■ **Aim of the task**
Read the listing below and copy out every line that holds "experiences".
** begin **
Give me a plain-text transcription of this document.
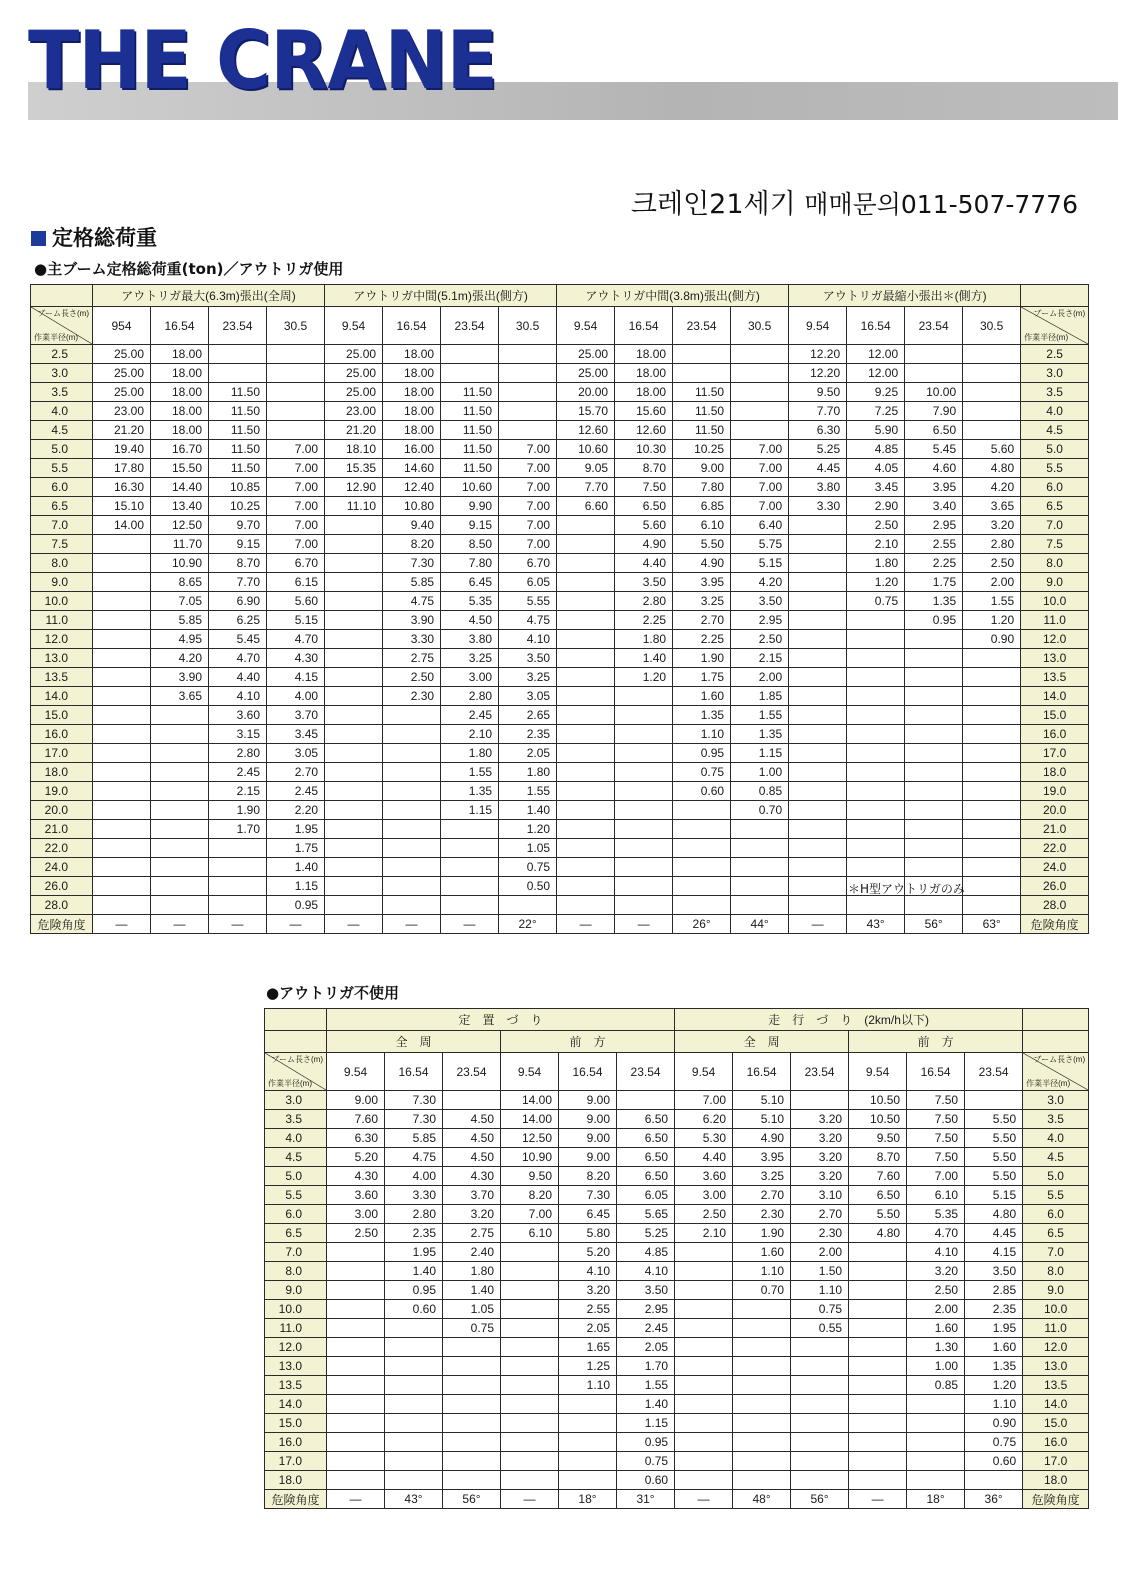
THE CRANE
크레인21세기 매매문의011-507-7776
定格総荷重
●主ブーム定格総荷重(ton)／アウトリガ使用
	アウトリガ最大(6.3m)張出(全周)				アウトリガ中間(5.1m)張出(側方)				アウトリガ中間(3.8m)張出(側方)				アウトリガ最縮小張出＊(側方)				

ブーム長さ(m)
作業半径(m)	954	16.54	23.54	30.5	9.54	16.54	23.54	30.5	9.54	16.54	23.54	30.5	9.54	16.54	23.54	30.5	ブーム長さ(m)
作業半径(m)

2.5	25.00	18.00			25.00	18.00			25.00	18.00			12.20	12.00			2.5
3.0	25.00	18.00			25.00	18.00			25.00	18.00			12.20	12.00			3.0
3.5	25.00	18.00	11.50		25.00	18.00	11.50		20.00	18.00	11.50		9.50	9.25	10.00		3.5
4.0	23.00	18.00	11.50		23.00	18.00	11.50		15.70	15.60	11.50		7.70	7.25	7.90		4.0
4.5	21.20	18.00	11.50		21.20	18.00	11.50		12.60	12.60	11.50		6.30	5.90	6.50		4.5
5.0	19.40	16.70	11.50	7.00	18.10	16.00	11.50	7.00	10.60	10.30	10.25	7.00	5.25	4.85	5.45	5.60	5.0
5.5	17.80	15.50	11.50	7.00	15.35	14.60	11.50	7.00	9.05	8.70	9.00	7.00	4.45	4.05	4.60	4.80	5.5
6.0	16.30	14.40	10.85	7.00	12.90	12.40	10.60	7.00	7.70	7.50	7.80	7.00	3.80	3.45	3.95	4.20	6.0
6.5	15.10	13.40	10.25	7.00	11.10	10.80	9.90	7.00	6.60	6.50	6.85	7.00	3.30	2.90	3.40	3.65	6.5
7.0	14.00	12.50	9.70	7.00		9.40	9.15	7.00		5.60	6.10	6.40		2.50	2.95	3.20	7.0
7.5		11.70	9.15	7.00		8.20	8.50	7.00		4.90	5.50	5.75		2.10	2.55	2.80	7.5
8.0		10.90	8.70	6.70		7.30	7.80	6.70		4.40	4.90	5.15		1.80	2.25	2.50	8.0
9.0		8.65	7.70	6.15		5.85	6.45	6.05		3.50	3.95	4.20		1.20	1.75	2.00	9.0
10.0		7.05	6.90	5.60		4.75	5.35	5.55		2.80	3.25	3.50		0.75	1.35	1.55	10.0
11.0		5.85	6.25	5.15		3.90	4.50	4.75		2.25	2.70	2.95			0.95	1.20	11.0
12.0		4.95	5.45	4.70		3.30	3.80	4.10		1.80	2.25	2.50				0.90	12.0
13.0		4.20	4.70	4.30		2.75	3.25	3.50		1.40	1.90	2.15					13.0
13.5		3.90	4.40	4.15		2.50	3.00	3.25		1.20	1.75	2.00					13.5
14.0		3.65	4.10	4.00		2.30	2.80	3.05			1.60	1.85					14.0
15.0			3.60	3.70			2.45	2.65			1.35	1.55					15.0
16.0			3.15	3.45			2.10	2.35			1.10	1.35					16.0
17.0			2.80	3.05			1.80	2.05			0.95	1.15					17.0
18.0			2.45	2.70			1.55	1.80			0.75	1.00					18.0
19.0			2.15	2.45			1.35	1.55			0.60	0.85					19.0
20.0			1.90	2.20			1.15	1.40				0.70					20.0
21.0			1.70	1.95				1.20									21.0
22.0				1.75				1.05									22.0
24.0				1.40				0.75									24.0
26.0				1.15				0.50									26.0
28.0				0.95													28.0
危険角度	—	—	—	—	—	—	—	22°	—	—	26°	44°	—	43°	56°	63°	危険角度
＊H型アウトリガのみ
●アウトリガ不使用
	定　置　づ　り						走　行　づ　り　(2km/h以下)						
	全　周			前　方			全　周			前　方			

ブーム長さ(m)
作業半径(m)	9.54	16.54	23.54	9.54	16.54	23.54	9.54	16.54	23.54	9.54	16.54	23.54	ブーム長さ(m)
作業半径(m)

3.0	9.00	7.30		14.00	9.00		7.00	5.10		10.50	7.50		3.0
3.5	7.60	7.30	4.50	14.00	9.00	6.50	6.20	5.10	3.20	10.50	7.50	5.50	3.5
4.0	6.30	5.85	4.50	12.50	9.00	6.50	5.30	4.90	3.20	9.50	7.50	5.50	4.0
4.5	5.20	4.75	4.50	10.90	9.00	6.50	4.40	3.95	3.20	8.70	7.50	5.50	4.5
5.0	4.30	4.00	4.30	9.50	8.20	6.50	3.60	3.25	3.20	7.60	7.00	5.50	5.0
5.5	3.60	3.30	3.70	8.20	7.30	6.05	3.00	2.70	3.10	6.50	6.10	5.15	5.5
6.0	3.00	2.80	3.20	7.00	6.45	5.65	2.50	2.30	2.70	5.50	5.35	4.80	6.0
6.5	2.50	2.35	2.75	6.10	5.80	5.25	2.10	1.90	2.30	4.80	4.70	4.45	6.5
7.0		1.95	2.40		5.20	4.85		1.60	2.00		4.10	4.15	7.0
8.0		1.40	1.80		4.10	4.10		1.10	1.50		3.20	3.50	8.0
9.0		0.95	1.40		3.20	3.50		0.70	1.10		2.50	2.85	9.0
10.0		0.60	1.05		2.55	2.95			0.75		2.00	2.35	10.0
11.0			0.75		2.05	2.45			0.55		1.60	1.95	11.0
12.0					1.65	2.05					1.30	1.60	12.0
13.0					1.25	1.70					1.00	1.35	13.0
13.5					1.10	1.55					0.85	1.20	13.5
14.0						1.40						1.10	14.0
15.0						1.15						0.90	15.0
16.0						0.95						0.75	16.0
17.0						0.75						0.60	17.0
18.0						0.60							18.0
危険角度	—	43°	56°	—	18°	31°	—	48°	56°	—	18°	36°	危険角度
** end **
** begin **
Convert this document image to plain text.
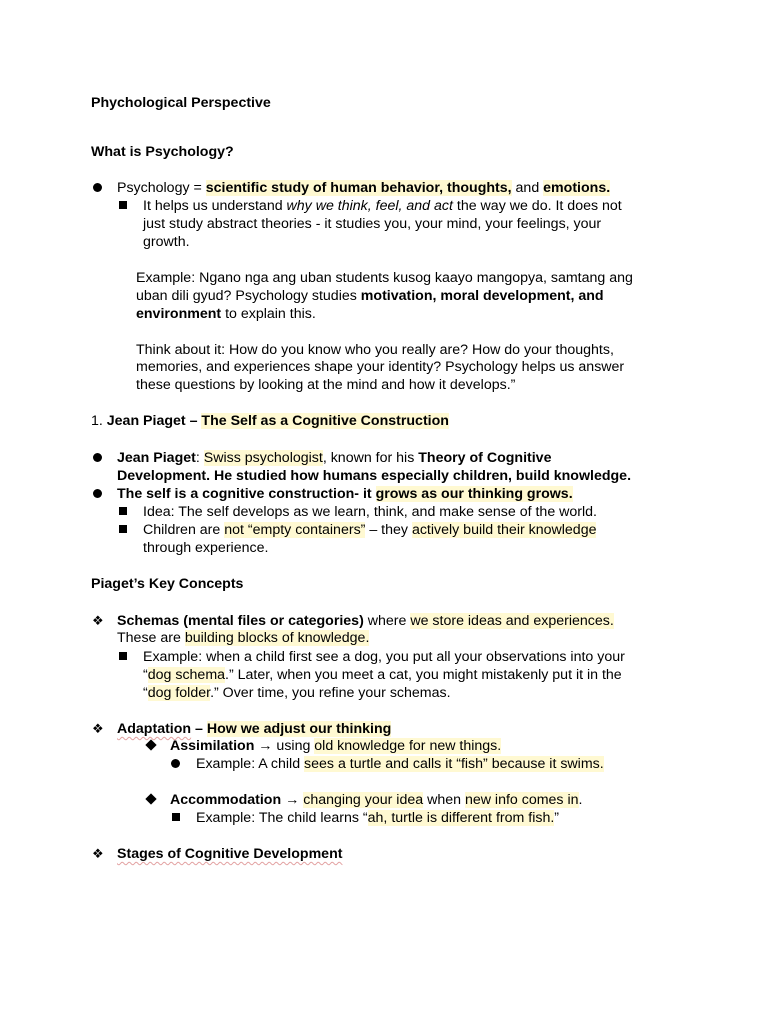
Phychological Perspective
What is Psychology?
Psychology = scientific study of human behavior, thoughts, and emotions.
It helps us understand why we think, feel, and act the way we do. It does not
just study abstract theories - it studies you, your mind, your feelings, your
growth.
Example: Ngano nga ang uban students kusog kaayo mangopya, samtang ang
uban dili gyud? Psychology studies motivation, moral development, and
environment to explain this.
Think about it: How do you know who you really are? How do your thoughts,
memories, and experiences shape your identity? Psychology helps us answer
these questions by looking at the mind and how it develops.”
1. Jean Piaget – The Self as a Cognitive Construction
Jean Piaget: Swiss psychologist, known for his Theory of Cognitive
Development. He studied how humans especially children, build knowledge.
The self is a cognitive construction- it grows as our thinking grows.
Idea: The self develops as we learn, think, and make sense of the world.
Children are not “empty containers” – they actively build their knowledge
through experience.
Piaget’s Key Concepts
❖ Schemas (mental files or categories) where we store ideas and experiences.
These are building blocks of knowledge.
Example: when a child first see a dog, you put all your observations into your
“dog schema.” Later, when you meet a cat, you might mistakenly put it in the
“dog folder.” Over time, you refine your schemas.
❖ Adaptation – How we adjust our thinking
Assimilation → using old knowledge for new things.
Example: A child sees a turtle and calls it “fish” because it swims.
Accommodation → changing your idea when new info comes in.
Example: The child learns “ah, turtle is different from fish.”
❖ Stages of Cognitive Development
** end **
■ **Solution for this exercise**
memories, and experiences shape your identity? Psychology helps us answer
❖ Schemas (mental files or categories) where we store ideas and experiences.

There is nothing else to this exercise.